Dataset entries
┌────────

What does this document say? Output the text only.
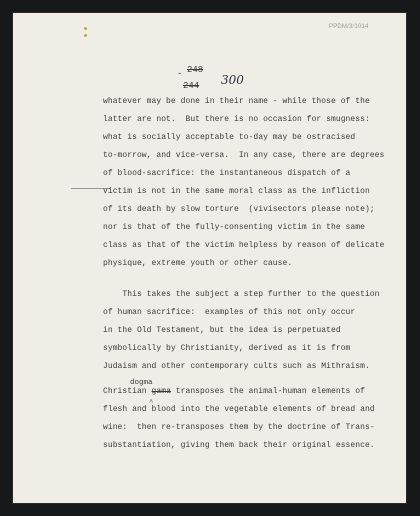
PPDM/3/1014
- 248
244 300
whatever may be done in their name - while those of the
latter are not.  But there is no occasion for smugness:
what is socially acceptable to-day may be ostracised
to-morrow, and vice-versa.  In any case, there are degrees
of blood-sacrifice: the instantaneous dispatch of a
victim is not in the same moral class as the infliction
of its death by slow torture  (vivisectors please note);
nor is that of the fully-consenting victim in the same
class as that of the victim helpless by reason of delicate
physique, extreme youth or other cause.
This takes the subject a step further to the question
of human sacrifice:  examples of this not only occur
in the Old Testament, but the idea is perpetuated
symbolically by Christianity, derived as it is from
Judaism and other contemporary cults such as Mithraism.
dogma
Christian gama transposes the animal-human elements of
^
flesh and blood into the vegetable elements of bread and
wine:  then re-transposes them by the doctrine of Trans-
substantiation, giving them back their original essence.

└────────
┌────────

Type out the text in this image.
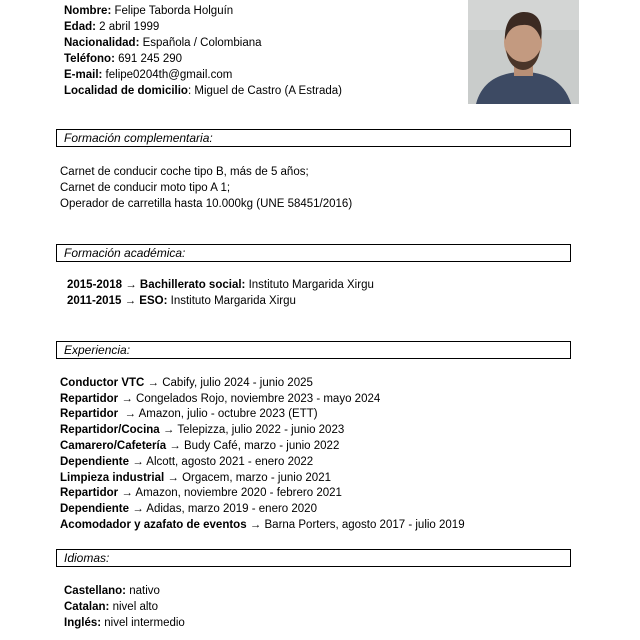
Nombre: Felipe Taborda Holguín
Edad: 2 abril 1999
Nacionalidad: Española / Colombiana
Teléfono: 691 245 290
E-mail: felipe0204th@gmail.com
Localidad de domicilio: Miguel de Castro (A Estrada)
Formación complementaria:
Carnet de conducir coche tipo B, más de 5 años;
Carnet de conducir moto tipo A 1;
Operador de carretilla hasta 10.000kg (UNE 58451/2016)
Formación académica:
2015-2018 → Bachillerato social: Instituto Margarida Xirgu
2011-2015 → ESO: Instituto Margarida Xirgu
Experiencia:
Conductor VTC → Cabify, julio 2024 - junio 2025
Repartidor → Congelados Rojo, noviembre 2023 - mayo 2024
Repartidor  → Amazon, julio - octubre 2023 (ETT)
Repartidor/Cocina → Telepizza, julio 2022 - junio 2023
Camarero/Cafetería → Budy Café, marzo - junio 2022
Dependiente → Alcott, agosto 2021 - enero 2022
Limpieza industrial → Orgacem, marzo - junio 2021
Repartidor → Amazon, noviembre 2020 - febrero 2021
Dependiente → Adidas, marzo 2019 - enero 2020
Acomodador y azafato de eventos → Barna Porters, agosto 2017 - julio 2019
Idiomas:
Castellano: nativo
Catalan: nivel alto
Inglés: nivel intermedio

└────────
┌────────

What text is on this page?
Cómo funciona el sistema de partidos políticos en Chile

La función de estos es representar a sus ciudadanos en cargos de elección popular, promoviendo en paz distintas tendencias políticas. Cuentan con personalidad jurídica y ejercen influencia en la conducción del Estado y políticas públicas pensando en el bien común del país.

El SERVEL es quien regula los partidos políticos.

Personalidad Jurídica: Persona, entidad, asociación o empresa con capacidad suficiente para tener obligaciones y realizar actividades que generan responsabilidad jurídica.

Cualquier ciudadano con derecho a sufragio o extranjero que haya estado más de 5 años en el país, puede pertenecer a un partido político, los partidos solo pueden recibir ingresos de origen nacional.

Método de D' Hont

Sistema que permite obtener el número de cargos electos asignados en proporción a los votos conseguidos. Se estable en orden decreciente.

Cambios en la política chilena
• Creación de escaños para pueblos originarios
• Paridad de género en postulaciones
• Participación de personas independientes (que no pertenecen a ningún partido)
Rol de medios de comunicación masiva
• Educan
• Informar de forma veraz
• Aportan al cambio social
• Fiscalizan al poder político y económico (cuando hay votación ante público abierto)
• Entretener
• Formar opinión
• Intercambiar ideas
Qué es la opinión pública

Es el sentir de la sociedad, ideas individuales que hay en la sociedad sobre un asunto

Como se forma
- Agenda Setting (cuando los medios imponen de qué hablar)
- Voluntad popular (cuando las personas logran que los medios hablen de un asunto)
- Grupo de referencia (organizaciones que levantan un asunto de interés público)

└────────

* [WHAT IS EXPECTED] Your answer should be a single number: how many lines of the material contain the word "sacrifice".

* [RESULT OF THE EXERCISE] 2